--- BEGIN Material for the task ---

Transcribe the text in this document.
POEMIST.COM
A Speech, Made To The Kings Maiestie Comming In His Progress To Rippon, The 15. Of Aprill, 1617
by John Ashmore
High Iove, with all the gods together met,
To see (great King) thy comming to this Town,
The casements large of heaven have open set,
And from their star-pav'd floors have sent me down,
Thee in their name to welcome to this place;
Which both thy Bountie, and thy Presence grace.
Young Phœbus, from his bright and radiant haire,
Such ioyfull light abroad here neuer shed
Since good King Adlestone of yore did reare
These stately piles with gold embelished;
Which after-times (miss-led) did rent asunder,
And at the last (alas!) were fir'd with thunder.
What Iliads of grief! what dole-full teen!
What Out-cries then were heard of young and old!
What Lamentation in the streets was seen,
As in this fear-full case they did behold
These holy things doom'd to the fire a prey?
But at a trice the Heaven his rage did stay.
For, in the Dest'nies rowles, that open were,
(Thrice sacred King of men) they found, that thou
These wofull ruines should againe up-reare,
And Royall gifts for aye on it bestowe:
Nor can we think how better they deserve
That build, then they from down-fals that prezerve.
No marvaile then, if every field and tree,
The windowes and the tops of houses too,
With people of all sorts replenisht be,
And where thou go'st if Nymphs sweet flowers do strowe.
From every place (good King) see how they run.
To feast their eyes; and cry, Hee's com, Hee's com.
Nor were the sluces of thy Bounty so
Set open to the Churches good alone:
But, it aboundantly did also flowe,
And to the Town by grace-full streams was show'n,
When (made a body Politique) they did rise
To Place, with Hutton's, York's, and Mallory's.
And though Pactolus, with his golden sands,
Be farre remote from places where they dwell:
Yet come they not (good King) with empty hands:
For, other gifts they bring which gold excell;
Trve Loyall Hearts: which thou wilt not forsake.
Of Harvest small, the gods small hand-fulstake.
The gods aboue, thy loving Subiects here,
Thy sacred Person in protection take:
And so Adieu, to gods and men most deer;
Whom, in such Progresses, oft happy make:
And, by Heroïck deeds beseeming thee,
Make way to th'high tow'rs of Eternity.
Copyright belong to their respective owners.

--- END Material for the task ---

## Exercise requirements
Search the records above for "every". Copy each line where it is found.

## Output below
No marvaile then, if every field and tree,
From every place (good King) see how they run.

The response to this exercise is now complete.